--- begin ---

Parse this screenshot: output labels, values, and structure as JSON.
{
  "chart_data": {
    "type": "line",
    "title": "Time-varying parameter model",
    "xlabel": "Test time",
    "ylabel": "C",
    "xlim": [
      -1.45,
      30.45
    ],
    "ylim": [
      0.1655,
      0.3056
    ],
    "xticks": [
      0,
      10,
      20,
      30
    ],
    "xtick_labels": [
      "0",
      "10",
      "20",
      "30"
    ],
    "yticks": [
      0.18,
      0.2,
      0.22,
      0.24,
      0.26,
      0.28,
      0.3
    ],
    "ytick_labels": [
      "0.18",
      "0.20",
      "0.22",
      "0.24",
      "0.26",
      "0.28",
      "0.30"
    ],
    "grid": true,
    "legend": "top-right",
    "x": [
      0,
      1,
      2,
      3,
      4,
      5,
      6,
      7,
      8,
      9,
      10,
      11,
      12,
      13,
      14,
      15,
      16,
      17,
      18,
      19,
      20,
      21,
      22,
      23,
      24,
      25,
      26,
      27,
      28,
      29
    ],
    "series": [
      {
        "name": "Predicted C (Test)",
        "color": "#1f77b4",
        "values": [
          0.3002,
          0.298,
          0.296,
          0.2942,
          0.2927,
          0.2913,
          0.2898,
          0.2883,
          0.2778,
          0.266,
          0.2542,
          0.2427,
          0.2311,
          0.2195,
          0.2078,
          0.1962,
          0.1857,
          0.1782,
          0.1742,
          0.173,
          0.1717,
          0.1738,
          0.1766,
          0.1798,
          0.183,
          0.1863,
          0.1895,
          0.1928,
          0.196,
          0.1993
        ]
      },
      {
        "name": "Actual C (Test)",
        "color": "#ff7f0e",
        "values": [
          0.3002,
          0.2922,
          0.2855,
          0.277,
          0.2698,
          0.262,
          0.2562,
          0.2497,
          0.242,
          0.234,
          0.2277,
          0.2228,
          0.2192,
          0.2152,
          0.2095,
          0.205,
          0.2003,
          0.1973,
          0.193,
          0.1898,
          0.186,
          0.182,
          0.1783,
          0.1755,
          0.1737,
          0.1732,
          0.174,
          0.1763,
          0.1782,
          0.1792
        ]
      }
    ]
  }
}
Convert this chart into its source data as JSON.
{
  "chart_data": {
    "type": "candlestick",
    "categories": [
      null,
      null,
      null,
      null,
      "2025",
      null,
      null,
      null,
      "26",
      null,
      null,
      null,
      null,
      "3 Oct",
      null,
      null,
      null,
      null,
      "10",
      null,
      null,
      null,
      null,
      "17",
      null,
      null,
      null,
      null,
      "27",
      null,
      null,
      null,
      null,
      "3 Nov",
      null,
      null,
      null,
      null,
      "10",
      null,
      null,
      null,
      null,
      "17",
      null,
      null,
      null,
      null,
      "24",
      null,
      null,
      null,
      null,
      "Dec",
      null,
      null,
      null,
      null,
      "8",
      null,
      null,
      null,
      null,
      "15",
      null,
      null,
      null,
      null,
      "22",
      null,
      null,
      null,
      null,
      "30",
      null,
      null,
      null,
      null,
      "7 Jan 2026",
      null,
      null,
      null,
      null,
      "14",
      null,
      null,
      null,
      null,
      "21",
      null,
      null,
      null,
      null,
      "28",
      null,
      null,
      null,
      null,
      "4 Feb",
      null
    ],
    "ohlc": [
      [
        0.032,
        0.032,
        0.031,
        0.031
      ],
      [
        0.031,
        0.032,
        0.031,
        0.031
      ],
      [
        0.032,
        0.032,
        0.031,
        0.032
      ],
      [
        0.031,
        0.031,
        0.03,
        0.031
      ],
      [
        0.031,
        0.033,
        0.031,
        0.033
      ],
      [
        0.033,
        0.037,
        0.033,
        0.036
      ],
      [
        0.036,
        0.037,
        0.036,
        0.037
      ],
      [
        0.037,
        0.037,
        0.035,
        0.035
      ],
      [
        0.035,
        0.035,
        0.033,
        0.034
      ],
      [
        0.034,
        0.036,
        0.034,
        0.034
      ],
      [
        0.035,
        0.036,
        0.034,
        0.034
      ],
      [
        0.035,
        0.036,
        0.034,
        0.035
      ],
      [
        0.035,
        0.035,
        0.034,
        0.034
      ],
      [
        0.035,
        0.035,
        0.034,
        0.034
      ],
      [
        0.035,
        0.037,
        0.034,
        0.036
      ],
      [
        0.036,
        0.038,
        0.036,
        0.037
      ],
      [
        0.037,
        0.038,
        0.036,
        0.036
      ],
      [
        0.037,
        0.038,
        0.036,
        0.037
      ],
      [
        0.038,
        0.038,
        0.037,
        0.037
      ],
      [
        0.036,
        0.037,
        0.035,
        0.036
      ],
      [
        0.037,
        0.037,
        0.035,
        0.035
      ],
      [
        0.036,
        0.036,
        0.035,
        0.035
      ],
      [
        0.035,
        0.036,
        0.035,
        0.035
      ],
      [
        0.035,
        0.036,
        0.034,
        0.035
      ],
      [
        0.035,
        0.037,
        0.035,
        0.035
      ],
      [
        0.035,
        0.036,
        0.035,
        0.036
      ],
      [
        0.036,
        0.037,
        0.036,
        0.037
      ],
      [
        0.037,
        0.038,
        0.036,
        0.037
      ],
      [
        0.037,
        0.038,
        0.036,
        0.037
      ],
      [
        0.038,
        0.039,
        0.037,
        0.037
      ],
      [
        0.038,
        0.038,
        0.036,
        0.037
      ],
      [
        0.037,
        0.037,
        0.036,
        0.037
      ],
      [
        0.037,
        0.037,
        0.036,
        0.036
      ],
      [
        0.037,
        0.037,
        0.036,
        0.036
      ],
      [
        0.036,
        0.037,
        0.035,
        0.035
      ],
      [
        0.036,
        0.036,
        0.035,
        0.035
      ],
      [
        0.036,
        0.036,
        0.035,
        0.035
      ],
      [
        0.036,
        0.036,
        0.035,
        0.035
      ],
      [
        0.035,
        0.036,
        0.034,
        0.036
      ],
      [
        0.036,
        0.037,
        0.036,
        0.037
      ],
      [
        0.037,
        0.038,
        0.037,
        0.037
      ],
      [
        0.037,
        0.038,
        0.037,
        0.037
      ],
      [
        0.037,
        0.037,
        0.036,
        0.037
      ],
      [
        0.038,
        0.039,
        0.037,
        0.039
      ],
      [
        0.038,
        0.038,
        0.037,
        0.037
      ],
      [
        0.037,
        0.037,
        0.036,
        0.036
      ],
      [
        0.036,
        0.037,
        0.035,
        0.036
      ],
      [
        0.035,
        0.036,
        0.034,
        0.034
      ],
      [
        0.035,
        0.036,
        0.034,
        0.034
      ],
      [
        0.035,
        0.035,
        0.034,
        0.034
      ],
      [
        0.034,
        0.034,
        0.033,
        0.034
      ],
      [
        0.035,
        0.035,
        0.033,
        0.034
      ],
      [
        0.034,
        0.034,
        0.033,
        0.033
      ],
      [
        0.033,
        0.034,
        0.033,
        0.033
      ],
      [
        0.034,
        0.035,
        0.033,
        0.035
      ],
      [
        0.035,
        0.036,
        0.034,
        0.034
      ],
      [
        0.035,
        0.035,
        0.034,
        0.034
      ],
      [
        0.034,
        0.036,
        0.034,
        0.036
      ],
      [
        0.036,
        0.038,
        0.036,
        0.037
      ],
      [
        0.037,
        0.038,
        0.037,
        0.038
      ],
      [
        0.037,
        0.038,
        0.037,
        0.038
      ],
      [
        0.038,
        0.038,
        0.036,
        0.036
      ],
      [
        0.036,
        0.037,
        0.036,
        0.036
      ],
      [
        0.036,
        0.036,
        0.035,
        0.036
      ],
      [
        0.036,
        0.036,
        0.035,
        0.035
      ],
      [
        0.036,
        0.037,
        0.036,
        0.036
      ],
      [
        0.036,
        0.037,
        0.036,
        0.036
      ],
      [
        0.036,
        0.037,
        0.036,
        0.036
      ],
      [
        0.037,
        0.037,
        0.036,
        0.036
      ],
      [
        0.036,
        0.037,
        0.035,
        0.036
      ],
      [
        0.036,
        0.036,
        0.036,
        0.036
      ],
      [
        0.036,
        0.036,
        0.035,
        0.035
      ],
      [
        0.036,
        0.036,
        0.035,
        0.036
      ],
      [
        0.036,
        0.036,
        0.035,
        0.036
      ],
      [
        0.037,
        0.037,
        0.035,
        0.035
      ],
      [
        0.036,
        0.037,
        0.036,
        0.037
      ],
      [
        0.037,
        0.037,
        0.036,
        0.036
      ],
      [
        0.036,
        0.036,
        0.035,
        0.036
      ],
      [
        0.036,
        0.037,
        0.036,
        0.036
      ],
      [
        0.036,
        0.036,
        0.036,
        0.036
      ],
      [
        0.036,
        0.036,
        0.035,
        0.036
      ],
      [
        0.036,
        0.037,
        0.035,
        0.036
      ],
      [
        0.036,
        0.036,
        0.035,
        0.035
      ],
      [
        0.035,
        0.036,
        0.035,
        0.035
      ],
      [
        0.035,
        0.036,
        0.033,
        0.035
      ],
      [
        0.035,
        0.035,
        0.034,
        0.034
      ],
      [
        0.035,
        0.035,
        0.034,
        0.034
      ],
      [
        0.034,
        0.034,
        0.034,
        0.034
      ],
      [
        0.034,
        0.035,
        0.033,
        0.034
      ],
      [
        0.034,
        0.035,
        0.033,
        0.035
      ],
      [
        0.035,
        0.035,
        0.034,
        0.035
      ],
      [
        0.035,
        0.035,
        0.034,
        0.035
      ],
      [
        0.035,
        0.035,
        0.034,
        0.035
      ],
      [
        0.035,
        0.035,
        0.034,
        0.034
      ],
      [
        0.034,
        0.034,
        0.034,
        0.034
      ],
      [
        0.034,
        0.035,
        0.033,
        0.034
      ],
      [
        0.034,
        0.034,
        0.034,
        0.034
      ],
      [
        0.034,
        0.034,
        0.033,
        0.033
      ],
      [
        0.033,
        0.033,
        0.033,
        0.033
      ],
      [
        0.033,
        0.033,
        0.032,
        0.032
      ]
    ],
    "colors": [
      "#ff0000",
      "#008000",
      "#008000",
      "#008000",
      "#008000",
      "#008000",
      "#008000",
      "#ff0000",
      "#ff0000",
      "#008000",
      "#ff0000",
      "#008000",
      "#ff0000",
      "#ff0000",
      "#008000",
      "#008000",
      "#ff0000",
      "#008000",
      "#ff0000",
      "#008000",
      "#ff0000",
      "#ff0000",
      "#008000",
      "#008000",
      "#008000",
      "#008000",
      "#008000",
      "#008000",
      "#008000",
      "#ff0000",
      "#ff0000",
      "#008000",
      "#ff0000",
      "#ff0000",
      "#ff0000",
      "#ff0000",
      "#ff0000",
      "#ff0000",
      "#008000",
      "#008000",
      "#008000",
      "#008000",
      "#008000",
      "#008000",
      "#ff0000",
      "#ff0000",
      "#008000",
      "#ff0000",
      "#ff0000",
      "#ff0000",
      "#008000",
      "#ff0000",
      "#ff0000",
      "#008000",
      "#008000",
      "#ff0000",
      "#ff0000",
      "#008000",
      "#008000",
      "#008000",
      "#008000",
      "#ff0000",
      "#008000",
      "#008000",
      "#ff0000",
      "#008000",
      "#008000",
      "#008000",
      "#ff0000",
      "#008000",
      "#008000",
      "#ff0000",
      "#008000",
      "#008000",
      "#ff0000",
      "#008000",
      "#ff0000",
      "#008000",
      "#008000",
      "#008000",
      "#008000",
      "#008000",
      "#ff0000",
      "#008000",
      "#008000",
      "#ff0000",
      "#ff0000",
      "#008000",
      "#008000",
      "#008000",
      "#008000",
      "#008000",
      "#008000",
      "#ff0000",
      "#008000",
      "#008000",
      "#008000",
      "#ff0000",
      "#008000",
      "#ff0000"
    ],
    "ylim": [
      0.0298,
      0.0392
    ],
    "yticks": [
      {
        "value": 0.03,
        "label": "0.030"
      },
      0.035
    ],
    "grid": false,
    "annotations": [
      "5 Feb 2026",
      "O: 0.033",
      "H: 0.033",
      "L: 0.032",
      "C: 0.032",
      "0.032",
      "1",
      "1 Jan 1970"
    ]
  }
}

--- end ---

Filter the records, keeping only lines that contain "Test", and show those lines.

Correct response:
    "xlabel": "Test time",
        "name": "Predicted C (Test)",
        "name": "Actual C (Test)",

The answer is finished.